The count of lines below that include the string "Faisalabad" is the whole answer.

====== SOURCE MATERIAL ======

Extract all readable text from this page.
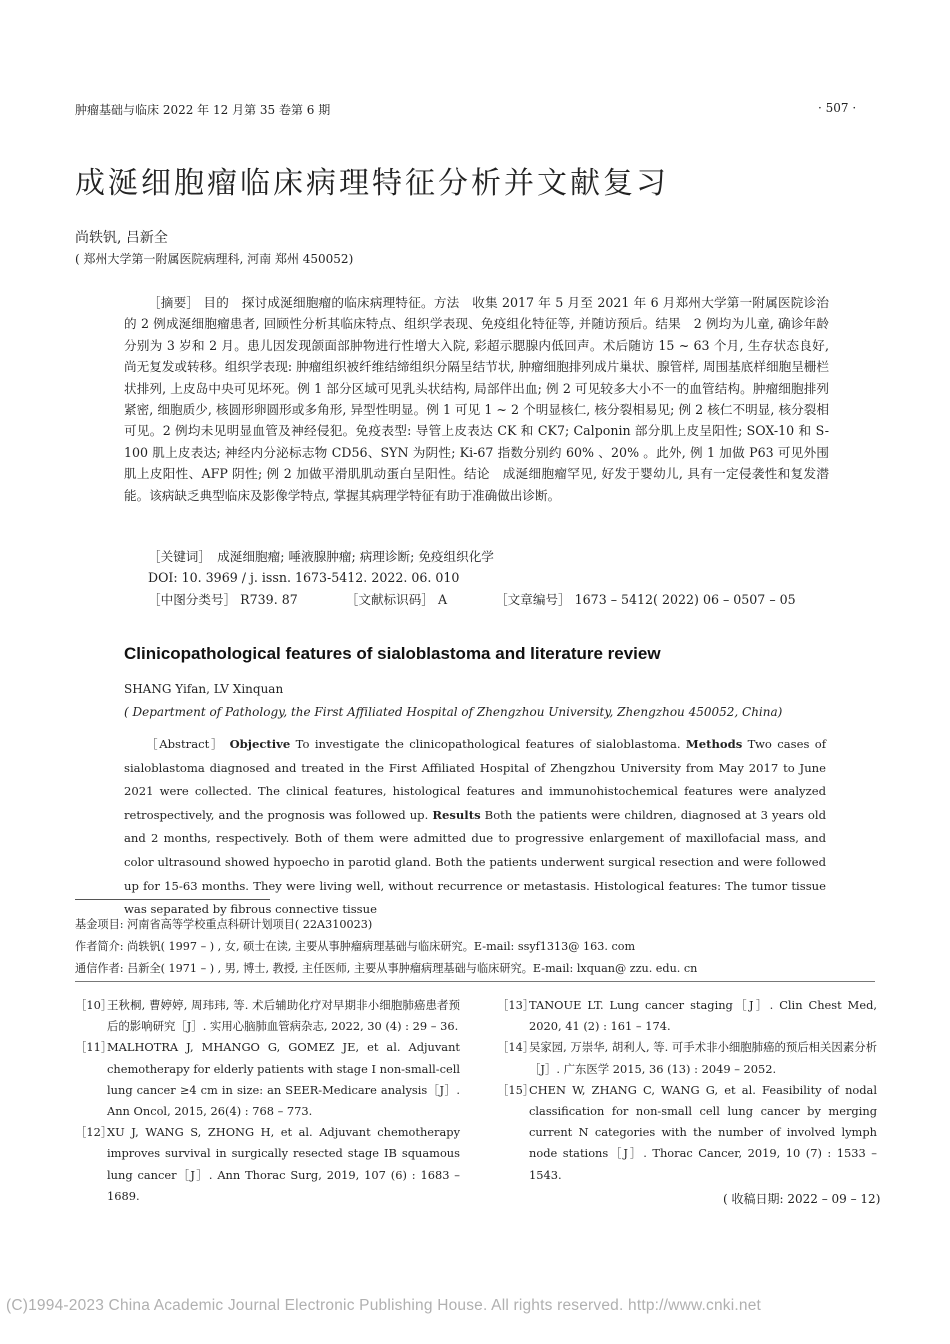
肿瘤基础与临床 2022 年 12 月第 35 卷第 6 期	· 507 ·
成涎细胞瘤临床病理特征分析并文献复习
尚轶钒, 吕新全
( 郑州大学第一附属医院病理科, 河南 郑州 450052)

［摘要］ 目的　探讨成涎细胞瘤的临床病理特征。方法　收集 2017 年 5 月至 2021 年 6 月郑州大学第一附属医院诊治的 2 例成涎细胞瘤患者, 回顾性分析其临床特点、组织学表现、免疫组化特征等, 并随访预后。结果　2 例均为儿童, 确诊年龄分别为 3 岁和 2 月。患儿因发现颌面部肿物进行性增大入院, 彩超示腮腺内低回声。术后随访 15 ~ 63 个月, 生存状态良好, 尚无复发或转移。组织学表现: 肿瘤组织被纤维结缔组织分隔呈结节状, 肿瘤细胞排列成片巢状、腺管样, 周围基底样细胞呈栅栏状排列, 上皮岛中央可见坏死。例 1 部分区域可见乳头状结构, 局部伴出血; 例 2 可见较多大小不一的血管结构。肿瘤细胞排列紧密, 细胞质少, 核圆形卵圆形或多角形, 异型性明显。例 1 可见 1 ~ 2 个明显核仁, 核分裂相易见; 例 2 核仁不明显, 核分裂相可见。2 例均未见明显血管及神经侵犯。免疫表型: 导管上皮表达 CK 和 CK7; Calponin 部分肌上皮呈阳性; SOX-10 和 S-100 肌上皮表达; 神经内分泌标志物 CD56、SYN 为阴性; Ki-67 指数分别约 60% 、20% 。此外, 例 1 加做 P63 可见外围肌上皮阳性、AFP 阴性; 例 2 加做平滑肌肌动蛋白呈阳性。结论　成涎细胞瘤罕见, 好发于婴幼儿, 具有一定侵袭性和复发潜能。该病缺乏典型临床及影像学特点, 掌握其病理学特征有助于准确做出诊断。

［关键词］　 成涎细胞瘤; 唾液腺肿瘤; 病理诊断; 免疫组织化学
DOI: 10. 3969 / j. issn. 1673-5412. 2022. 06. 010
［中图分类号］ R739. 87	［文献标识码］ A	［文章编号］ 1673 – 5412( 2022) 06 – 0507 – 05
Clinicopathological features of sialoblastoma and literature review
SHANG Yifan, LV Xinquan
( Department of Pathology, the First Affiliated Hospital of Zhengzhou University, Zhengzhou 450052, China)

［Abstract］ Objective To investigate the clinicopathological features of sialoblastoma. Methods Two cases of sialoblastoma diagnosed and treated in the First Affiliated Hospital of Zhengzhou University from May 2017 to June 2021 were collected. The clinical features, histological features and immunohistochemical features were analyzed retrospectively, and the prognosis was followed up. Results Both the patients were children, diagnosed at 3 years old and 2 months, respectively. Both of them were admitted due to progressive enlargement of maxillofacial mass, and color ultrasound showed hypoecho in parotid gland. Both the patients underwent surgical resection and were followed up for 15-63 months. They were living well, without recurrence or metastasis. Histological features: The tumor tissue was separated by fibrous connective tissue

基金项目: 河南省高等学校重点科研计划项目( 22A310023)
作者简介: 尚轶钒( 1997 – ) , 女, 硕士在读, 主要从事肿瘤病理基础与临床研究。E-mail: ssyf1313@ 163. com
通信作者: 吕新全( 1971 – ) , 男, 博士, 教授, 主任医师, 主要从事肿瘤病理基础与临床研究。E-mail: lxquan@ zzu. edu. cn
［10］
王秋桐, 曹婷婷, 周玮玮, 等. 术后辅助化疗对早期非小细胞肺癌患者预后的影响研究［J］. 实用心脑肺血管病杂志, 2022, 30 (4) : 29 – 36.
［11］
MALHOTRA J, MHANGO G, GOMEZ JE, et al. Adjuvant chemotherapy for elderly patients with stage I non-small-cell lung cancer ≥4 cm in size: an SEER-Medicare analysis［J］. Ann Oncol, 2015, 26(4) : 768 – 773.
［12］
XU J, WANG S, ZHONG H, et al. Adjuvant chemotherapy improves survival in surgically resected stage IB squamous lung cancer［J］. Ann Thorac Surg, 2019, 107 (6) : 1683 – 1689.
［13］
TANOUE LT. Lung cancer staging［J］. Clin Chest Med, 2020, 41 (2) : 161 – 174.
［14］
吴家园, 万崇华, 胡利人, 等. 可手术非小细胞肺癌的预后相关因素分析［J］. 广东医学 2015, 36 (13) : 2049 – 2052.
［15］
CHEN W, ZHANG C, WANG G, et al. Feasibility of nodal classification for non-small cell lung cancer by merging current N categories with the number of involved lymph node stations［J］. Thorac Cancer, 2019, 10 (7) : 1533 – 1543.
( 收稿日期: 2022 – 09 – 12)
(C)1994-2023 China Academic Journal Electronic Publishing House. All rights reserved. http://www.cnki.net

======
====== SOURCE MATERIAL ======

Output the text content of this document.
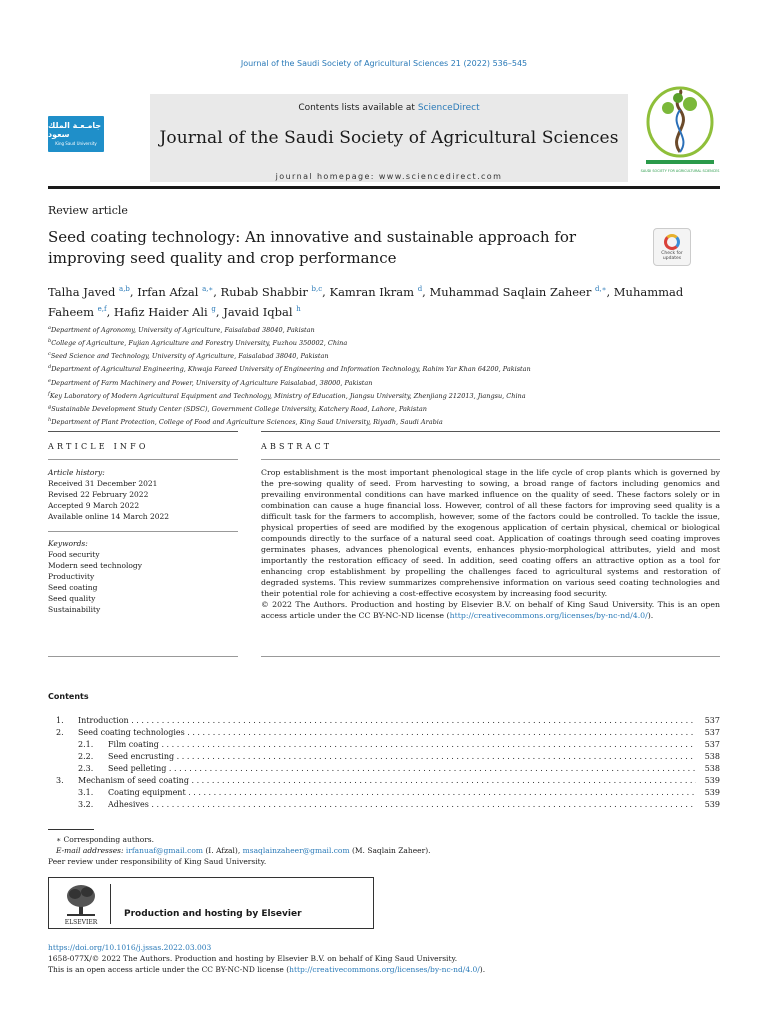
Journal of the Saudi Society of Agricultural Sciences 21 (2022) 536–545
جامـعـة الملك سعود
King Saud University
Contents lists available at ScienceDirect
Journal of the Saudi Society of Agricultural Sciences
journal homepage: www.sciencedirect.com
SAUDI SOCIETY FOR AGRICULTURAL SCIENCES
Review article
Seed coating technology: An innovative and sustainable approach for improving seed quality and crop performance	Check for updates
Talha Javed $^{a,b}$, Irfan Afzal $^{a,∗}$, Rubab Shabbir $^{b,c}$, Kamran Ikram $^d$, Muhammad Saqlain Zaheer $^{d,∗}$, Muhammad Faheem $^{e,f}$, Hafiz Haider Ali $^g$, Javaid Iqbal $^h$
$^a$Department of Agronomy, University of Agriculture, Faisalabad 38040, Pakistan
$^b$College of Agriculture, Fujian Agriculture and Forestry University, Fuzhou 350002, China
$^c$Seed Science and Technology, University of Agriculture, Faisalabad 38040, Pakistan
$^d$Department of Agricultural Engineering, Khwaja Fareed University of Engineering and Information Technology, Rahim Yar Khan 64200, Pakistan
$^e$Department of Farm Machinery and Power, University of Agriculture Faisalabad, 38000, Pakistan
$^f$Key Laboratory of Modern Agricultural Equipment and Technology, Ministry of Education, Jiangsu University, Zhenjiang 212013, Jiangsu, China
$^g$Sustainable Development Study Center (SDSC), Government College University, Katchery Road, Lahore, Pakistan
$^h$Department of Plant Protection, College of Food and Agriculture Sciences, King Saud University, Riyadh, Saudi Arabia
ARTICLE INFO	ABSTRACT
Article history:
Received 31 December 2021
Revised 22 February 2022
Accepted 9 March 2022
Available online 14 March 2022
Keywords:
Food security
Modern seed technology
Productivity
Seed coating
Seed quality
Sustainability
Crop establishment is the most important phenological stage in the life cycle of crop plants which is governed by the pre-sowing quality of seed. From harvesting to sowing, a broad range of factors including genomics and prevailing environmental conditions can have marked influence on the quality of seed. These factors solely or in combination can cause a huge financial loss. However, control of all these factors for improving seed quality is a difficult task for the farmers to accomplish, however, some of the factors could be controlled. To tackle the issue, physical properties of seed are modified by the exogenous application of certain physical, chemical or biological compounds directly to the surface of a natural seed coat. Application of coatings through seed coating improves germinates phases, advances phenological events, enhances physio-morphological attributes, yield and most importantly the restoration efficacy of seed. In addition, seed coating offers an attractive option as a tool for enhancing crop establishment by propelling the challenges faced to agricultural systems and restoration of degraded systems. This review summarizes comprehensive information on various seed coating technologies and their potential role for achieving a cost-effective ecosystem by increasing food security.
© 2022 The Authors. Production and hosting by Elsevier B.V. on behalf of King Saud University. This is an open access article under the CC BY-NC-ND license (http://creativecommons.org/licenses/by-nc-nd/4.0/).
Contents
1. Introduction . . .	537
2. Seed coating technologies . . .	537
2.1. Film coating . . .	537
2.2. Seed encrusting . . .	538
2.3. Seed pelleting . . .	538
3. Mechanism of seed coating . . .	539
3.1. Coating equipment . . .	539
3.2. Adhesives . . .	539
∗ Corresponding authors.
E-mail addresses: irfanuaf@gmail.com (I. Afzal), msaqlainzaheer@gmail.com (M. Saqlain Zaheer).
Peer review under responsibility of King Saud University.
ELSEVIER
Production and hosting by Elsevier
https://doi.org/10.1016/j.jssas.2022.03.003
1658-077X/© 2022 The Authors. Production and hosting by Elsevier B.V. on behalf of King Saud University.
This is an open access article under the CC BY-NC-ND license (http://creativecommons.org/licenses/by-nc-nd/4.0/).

======

▸ **RESULT OF THIS TASK**:
3